Supplied records:
────────────────────────────────────────

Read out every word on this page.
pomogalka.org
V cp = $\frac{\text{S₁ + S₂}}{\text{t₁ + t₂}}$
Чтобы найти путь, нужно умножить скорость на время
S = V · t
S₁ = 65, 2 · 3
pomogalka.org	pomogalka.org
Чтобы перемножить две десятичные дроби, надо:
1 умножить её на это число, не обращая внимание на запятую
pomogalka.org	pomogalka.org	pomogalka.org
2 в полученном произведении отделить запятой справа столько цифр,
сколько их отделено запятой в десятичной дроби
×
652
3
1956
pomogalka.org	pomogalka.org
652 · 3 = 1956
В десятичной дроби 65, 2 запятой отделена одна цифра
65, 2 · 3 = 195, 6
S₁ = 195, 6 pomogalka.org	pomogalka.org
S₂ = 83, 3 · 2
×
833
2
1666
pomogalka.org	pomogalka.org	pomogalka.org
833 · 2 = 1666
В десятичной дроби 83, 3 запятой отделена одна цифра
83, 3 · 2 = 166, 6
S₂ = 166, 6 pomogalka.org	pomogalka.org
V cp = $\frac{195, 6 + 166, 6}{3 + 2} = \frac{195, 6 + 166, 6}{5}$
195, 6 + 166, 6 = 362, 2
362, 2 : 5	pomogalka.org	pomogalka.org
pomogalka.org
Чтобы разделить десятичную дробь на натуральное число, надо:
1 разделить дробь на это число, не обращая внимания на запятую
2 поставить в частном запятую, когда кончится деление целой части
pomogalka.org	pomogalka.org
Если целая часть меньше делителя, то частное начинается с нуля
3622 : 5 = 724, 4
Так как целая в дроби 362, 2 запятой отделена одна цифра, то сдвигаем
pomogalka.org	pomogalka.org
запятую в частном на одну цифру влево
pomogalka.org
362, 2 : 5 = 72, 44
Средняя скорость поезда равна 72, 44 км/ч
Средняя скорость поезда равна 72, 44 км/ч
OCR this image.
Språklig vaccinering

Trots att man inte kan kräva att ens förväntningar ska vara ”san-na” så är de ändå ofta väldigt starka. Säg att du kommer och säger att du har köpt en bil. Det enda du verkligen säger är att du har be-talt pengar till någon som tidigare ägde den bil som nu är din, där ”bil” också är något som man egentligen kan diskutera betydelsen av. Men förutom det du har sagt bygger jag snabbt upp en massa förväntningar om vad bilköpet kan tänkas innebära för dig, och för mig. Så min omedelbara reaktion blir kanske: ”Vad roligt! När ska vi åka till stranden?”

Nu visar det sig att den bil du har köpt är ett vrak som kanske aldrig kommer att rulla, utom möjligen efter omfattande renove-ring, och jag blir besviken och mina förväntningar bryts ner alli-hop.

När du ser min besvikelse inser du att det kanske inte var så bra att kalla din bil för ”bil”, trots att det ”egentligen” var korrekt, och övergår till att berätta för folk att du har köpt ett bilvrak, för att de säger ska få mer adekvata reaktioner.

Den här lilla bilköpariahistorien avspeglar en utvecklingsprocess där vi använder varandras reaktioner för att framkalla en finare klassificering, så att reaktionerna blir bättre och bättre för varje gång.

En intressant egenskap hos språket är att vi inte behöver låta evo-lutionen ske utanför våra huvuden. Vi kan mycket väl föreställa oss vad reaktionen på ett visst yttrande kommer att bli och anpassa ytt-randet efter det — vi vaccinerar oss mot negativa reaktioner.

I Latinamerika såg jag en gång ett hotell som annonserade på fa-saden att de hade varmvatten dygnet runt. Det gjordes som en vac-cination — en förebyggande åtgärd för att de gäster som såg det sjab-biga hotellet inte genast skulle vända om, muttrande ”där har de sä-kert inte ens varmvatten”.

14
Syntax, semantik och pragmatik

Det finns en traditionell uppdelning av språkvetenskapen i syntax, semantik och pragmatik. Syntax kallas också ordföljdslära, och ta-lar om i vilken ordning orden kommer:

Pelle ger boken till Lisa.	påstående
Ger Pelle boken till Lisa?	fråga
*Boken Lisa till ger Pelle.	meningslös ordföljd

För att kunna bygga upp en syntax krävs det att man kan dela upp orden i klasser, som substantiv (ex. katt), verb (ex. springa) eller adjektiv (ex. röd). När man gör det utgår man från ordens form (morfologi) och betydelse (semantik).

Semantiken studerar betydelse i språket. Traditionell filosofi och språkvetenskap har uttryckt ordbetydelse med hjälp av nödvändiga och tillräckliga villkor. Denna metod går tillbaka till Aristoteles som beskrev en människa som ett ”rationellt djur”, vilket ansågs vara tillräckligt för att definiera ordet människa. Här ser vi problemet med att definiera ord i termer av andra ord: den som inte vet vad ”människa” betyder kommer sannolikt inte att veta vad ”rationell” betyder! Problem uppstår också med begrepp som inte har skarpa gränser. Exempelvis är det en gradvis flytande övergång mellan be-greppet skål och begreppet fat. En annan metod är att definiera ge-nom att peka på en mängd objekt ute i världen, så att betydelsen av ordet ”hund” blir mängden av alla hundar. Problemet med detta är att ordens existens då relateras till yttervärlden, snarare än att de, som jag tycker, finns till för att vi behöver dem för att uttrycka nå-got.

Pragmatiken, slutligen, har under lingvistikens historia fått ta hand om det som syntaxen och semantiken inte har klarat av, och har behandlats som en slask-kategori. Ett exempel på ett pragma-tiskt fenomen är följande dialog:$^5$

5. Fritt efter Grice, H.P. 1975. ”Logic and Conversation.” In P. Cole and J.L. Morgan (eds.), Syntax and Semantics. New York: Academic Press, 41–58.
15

────────────────────────────────────────

Exercise:
Faithfully transcribe the whole of the data.

Solved problem:
Read out every word on this page.
pomogalka.org
V cp = $\frac{\text{S₁ + S₂}}{\text{t₁ + t₂}}$
Чтобы найти путь, нужно умножить скорость на время
S = V · t
S₁ = 65, 2 · 3
pomogalka.org	pomogalka.org
Чтобы перемножить две десятичные дроби, надо:
1 умножить её на это число, не обращая внимание на запятую
pomogalka.org	pomogalka.org	pomogalka.org
2 в полученном произведении отделить запятой справа столько цифр,
сколько их отделено запятой в десятичной дроби
×
652
3
1956
pomogalka.org	pomogalka.org
652 · 3 = 1956
В десятичной дроби 65, 2 запятой отделена одна цифра
65, 2 · 3 = 195, 6
S₁ = 195, 6 pomogalka.org	pomogalka.org
S₂ = 83, 3 · 2
×
833
2
1666
pomogalka.org	pomogalka.org	pomogalka.org
833 · 2 = 1666
В десятичной дроби 83, 3 запятой отделена одна цифра
83, 3 · 2 = 166, 6
S₂ = 166, 6 pomogalka.org	pomogalka.org
V cp = $\frac{195, 6 + 166, 6}{3 + 2} = \frac{195, 6 + 166, 6}{5}$
195, 6 + 166, 6 = 362, 2
362, 2 : 5	pomogalka.org	pomogalka.org
pomogalka.org
Чтобы разделить десятичную дробь на натуральное число, надо:
1 разделить дробь на это число, не обращая внимания на запятую
2 поставить в частном запятую, когда кончится деление целой части
pomogalka.org	pomogalka.org
Если целая часть меньше делителя, то частное начинается с нуля
3622 : 5 = 724, 4
Так как целая в дроби 362, 2 запятой отделена одна цифра, то сдвигаем
pomogalka.org	pomogalka.org
запятую в частном на одну цифру влево
pomogalka.org
362, 2 : 5 = 72, 44
Средняя скорость поезда равна 72, 44 км/ч
Средняя скорость поезда равна 72, 44 км/ч
OCR this image.
Språklig vaccinering

Trots att man inte kan kräva att ens förväntningar ska vara ”san-na” så är de ändå ofta väldigt starka. Säg att du kommer och säger att du har köpt en bil. Det enda du verkligen säger är att du har be-talt pengar till någon som tidigare ägde den bil som nu är din, där ”bil” också är något som man egentligen kan diskutera betydelsen av. Men förutom det du har sagt bygger jag snabbt upp en massa förväntningar om vad bilköpet kan tänkas innebära för dig, och för mig. Så min omedelbara reaktion blir kanske: ”Vad roligt! När ska vi åka till stranden?”

Nu visar det sig att den bil du har köpt är ett vrak som kanske aldrig kommer att rulla, utom möjligen efter omfattande renove-ring, och jag blir besviken och mina förväntningar bryts ner alli-hop.

När du ser min besvikelse inser du att det kanske inte var så bra att kalla din bil för ”bil”, trots att det ”egentligen” var korrekt, och övergår till att berätta för folk att du har köpt ett bilvrak, för att de säger ska få mer adekvata reaktioner.

Den här lilla bilköpariahistorien avspeglar en utvecklingsprocess där vi använder varandras reaktioner för att framkalla en finare klassificering, så att reaktionerna blir bättre och bättre för varje gång.

En intressant egenskap hos språket är att vi inte behöver låta evo-lutionen ske utanför våra huvuden. Vi kan mycket väl föreställa oss vad reaktionen på ett visst yttrande kommer att bli och anpassa ytt-randet efter det — vi vaccinerar oss mot negativa reaktioner.

I Latinamerika såg jag en gång ett hotell som annonserade på fa-saden att de hade varmvatten dygnet runt. Det gjordes som en vac-cination — en förebyggande åtgärd för att de gäster som såg det sjab-biga hotellet inte genast skulle vända om, muttrande ”där har de sä-kert inte ens varmvatten”.

14
Syntax, semantik och pragmatik

Det finns en traditionell uppdelning av språkvetenskapen i syntax, semantik och pragmatik. Syntax kallas också ordföljdslära, och ta-lar om i vilken ordning orden kommer:

Pelle ger boken till Lisa.	påstående
Ger Pelle boken till Lisa?	fråga
*Boken Lisa till ger Pelle.	meningslös ordföljd

För att kunna bygga upp en syntax krävs det att man kan dela upp orden i klasser, som substantiv (ex. katt), verb (ex. springa) eller adjektiv (ex. röd). När man gör det utgår man från ordens form (morfologi) och betydelse (semantik).

Semantiken studerar betydelse i språket. Traditionell filosofi och språkvetenskap har uttryckt ordbetydelse med hjälp av nödvändiga och tillräckliga villkor. Denna metod går tillbaka till Aristoteles som beskrev en människa som ett ”rationellt djur”, vilket ansågs vara tillräckligt för att definiera ordet människa. Här ser vi problemet med att definiera ord i termer av andra ord: den som inte vet vad ”människa” betyder kommer sannolikt inte att veta vad ”rationell” betyder! Problem uppstår också med begrepp som inte har skarpa gränser. Exempelvis är det en gradvis flytande övergång mellan be-greppet skål och begreppet fat. En annan metod är att definiera ge-nom att peka på en mängd objekt ute i världen, så att betydelsen av ordet ”hund” blir mängden av alla hundar. Problemet med detta är att ordens existens då relateras till yttervärlden, snarare än att de, som jag tycker, finns till för att vi behöver dem för att uttrycka nå-got.

Pragmatiken, slutligen, har under lingvistikens historia fått ta hand om det som syntaxen och semantiken inte har klarat av, och har behandlats som en slask-kategori. Ett exempel på ett pragma-tiskt fenomen är följande dialog:$^5$

5. Fritt efter Grice, H.P. 1975. ”Logic and Conversation.” In P. Cole and J.L. Morgan (eds.), Syntax and Semantics. New York: Academic Press, 41–58.
15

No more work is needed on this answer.